---- TASK INPUTS
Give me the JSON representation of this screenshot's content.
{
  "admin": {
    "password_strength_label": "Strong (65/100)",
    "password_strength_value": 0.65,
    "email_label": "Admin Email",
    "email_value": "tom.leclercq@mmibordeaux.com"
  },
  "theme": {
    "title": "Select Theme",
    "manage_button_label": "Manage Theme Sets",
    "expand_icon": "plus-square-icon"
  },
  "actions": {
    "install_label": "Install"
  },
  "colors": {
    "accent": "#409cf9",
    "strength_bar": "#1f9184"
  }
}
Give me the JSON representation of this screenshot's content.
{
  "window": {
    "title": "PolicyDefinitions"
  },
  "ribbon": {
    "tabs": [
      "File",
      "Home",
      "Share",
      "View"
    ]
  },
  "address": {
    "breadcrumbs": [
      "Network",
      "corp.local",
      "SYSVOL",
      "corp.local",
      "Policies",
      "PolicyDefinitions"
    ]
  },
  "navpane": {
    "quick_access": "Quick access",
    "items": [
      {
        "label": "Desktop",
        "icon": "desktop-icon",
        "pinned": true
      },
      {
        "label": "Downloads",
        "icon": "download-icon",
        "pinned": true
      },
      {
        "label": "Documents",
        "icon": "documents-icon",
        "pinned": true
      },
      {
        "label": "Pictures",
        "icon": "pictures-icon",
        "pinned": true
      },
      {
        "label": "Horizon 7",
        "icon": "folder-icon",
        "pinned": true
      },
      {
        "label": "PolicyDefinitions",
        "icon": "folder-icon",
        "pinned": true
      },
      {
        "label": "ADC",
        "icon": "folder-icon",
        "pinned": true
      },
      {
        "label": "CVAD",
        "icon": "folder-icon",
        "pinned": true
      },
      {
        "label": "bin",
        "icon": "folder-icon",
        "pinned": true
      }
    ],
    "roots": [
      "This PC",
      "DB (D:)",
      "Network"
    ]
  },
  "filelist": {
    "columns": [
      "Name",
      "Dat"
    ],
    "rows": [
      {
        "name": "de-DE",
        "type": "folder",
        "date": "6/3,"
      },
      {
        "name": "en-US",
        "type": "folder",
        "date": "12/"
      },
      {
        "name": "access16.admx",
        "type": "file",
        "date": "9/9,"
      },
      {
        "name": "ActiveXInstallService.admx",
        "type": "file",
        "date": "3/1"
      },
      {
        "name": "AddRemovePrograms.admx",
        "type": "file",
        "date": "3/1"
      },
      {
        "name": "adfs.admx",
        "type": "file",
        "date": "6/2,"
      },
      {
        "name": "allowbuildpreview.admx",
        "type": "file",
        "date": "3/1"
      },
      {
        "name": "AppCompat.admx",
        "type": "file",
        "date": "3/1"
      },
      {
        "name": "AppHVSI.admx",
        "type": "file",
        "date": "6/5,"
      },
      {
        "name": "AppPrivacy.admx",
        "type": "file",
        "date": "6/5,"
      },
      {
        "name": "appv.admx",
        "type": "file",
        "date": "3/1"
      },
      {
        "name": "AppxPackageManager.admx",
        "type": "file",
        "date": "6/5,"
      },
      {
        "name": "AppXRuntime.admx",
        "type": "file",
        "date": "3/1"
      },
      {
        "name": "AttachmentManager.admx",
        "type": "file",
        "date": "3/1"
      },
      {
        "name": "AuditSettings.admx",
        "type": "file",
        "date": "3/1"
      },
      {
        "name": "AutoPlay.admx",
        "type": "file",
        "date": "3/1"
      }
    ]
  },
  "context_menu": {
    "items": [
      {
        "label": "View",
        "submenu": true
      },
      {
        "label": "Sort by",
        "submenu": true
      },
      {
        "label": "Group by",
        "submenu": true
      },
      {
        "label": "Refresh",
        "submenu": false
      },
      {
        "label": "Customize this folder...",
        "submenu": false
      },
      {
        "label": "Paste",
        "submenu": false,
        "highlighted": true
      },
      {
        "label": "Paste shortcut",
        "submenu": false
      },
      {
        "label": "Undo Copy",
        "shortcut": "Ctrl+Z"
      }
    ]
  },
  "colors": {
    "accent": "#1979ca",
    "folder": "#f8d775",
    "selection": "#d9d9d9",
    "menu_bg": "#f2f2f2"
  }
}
--------
EXERCISE AIM -> Reproduce the entries above in full, verbatim.

OUTPUT OF THE EXERCISE ->
Give me the JSON representation of this screenshot's content.
{
  "admin": {
    "password_strength_label": "Strong (65/100)",
    "password_strength_value": 0.65,
    "email_label": "Admin Email",
    "email_value": "tom.leclercq@mmibordeaux.com"
  },
  "theme": {
    "title": "Select Theme",
    "manage_button_label": "Manage Theme Sets",
    "expand_icon": "plus-square-icon"
  },
  "actions": {
    "install_label": "Install"
  },
  "colors": {
    "accent": "#409cf9",
    "strength_bar": "#1f9184"
  }
}
Give me the JSON representation of this screenshot's content.
{
  "window": {
    "title": "PolicyDefinitions"
  },
  "ribbon": {
    "tabs": [
      "File",
      "Home",
      "Share",
      "View"
    ]
  },
  "address": {
    "breadcrumbs": [
      "Network",
      "corp.local",
      "SYSVOL",
      "corp.local",
      "Policies",
      "PolicyDefinitions"
    ]
  },
  "navpane": {
    "quick_access": "Quick access",
    "items": [
      {
        "label": "Desktop",
        "icon": "desktop-icon",
        "pinned": true
      },
      {
        "label": "Downloads",
        "icon": "download-icon",
        "pinned": true
      },
      {
        "label": "Documents",
        "icon": "documents-icon",
        "pinned": true
      },
      {
        "label": "Pictures",
        "icon": "pictures-icon",
        "pinned": true
      },
      {
        "label": "Horizon 7",
        "icon": "folder-icon",
        "pinned": true
      },
      {
        "label": "PolicyDefinitions",
        "icon": "folder-icon",
        "pinned": true
      },
      {
        "label": "ADC",
        "icon": "folder-icon",
        "pinned": true
      },
      {
        "label": "CVAD",
        "icon": "folder-icon",
        "pinned": true
      },
      {
        "label": "bin",
        "icon": "folder-icon",
        "pinned": true
      }
    ],
    "roots": [
      "This PC",
      "DB (D:)",
      "Network"
    ]
  },
  "filelist": {
    "columns": [
      "Name",
      "Dat"
    ],
    "rows": [
      {
        "name": "de-DE",
        "type": "folder",
        "date": "6/3,"
      },
      {
        "name": "en-US",
        "type": "folder",
        "date": "12/"
      },
      {
        "name": "access16.admx",
        "type": "file",
        "date": "9/9,"
      },
      {
        "name": "ActiveXInstallService.admx",
        "type": "file",
        "date": "3/1"
      },
      {
        "name": "AddRemovePrograms.admx",
        "type": "file",
        "date": "3/1"
      },
      {
        "name": "adfs.admx",
        "type": "file",
        "date": "6/2,"
      },
      {
        "name": "allowbuildpreview.admx",
        "type": "file",
        "date": "3/1"
      },
      {
        "name": "AppCompat.admx",
        "type": "file",
        "date": "3/1"
      },
      {
        "name": "AppHVSI.admx",
        "type": "file",
        "date": "6/5,"
      },
      {
        "name": "AppPrivacy.admx",
        "type": "file",
        "date": "6/5,"
      },
      {
        "name": "appv.admx",
        "type": "file",
        "date": "3/1"
      },
      {
        "name": "AppxPackageManager.admx",
        "type": "file",
        "date": "6/5,"
      },
      {
        "name": "AppXRuntime.admx",
        "type": "file",
        "date": "3/1"
      },
      {
        "name": "AttachmentManager.admx",
        "type": "file",
        "date": "3/1"
      },
      {
        "name": "AuditSettings.admx",
        "type": "file",
        "date": "3/1"
      },
      {
        "name": "AutoPlay.admx",
        "type": "file",
        "date": "3/1"
      }
    ]
  },
  "context_menu": {
    "items": [
      {
        "label": "View",
        "submenu": true
      },
      {
        "label": "Sort by",
        "submenu": true
      },
      {
        "label": "Group by",
        "submenu": true
      },
      {
        "label": "Refresh",
        "submenu": false
      },
      {
        "label": "Customize this folder...",
        "submenu": false
      },
      {
        "label": "Paste",
        "submenu": false,
        "highlighted": true
      },
      {
        "label": "Paste shortcut",
        "submenu": false
      },
      {
        "label": "Undo Copy",
        "shortcut": "Ctrl+Z"
      }
    ]
  },
  "colors": {
    "accent": "#1979ca",
    "folder": "#f8d775",
    "selection": "#d9d9d9",
    "menu_bg": "#f2f2f2"
  }
}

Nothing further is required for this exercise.